=== Input ===
>> begin

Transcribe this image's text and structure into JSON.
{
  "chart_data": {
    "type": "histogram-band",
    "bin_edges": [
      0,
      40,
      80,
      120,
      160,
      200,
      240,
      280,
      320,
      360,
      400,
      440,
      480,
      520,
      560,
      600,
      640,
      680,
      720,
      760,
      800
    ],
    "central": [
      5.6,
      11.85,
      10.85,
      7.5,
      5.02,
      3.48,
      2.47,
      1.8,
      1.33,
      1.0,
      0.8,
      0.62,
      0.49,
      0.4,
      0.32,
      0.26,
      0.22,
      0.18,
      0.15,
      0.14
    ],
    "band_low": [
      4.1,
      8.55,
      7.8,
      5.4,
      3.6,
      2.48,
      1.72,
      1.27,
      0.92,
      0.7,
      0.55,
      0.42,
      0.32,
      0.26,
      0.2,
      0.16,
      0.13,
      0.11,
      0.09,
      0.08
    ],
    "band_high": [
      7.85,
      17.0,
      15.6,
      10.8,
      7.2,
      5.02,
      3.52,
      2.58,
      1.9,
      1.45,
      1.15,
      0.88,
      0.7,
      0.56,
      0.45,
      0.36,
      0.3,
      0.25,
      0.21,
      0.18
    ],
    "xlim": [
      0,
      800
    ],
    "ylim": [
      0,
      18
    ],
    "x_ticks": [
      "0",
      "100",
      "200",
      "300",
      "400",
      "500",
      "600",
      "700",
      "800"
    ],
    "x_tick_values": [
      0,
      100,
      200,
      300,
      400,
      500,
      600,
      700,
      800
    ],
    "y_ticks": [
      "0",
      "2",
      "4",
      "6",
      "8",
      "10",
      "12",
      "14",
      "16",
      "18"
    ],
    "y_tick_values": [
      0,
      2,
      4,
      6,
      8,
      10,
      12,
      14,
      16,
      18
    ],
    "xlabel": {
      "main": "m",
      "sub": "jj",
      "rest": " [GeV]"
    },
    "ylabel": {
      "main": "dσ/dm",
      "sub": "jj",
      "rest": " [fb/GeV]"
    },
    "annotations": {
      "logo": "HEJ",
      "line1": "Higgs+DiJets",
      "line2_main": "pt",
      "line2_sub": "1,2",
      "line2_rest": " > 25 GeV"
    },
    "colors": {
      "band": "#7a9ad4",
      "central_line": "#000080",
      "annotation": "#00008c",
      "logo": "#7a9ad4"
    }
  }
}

>> end

Restate each record word for word.

=== The solution ===
Transcribe this image's text and structure into JSON.
{
  "chart_data": {
    "type": "histogram-band",
    "bin_edges": [
      0,
      40,
      80,
      120,
      160,
      200,
      240,
      280,
      320,
      360,
      400,
      440,
      480,
      520,
      560,
      600,
      640,
      680,
      720,
      760,
      800
    ],
    "central": [
      5.6,
      11.85,
      10.85,
      7.5,
      5.02,
      3.48,
      2.47,
      1.8,
      1.33,
      1.0,
      0.8,
      0.62,
      0.49,
      0.4,
      0.32,
      0.26,
      0.22,
      0.18,
      0.15,
      0.14
    ],
    "band_low": [
      4.1,
      8.55,
      7.8,
      5.4,
      3.6,
      2.48,
      1.72,
      1.27,
      0.92,
      0.7,
      0.55,
      0.42,
      0.32,
      0.26,
      0.2,
      0.16,
      0.13,
      0.11,
      0.09,
      0.08
    ],
    "band_high": [
      7.85,
      17.0,
      15.6,
      10.8,
      7.2,
      5.02,
      3.52,
      2.58,
      1.9,
      1.45,
      1.15,
      0.88,
      0.7,
      0.56,
      0.45,
      0.36,
      0.3,
      0.25,
      0.21,
      0.18
    ],
    "xlim": [
      0,
      800
    ],
    "ylim": [
      0,
      18
    ],
    "x_ticks": [
      "0",
      "100",
      "200",
      "300",
      "400",
      "500",
      "600",
      "700",
      "800"
    ],
    "x_tick_values": [
      0,
      100,
      200,
      300,
      400,
      500,
      600,
      700,
      800
    ],
    "y_ticks": [
      "0",
      "2",
      "4",
      "6",
      "8",
      "10",
      "12",
      "14",
      "16",
      "18"
    ],
    "y_tick_values": [
      0,
      2,
      4,
      6,
      8,
      10,
      12,
      14,
      16,
      18
    ],
    "xlabel": {
      "main": "m",
      "sub": "jj",
      "rest": " [GeV]"
    },
    "ylabel": {
      "main": "dσ/dm",
      "sub": "jj",
      "rest": " [fb/GeV]"
    },
    "annotations": {
      "logo": "HEJ",
      "line1": "Higgs+DiJets",
      "line2_main": "pt",
      "line2_sub": "1,2",
      "line2_rest": " > 25 GeV"
    },
    "colors": {
      "band": "#7a9ad4",
      "central_line": "#000080",
      "annotation": "#00008c",
      "logo": "#7a9ad4"
    }
  }
}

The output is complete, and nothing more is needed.